Any pictures in the records below should be skipped; write out everything else exactly.

== Extracted information ==

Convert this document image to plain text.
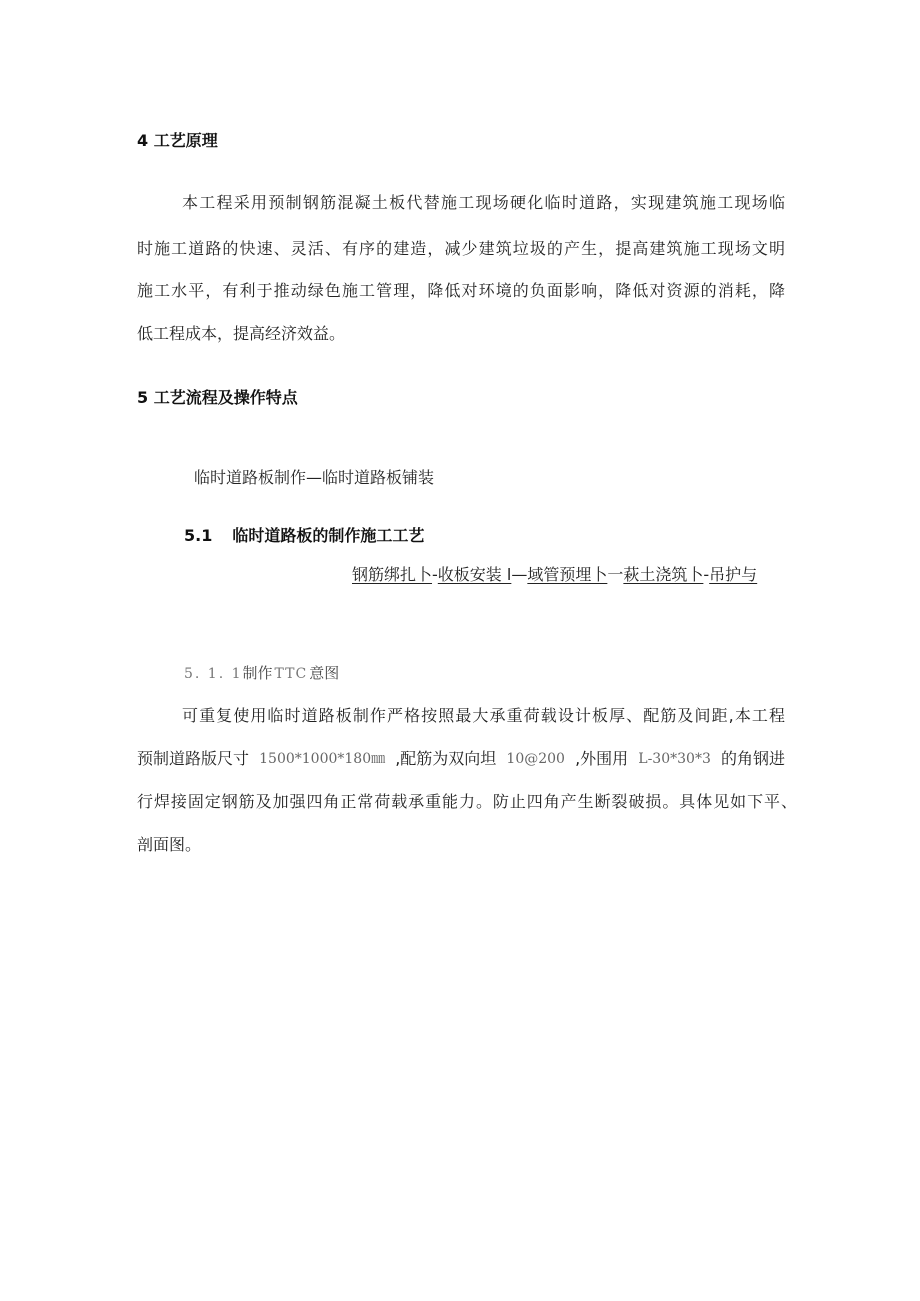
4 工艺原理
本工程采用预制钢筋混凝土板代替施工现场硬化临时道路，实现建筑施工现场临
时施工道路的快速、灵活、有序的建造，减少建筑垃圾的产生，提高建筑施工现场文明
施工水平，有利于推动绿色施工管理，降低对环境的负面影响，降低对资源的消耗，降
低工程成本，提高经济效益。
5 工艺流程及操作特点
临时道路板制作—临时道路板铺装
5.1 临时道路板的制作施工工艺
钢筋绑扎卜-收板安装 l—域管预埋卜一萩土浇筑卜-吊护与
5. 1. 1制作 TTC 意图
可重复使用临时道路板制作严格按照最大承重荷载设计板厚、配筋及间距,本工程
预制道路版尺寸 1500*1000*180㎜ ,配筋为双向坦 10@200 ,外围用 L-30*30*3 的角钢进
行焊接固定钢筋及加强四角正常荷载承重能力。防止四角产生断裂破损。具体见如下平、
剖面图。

===

● Solution below
Convert this document image to plain text.
4 工艺原理
本工程采用预制钢筋混凝土板代替施工现场硬化临时道路，实现建筑施工现场临
时施工道路的快速、灵活、有序的建造，减少建筑垃圾的产生，提高建筑施工现场文明
施工水平，有利于推动绿色施工管理，降低对环境的负面影响，降低对资源的消耗，降
低工程成本，提高经济效益。
5 工艺流程及操作特点
临时道路板制作—临时道路板铺装
5.1 临时道路板的制作施工工艺
钢筋绑扎卜-收板安装 l—域管预埋卜一萩土浇筑卜-吊护与
5. 1. 1制作 TTC 意图
可重复使用临时道路板制作严格按照最大承重荷载设计板厚、配筋及间距,本工程
预制道路版尺寸 1500*1000*180㎜ ,配筋为双向坦 10@200 ,外围用 L-30*30*3 的角钢进
行焊接固定钢筋及加强四角正常荷载承重能力。防止四角产生断裂破损。具体见如下平、
剖面图。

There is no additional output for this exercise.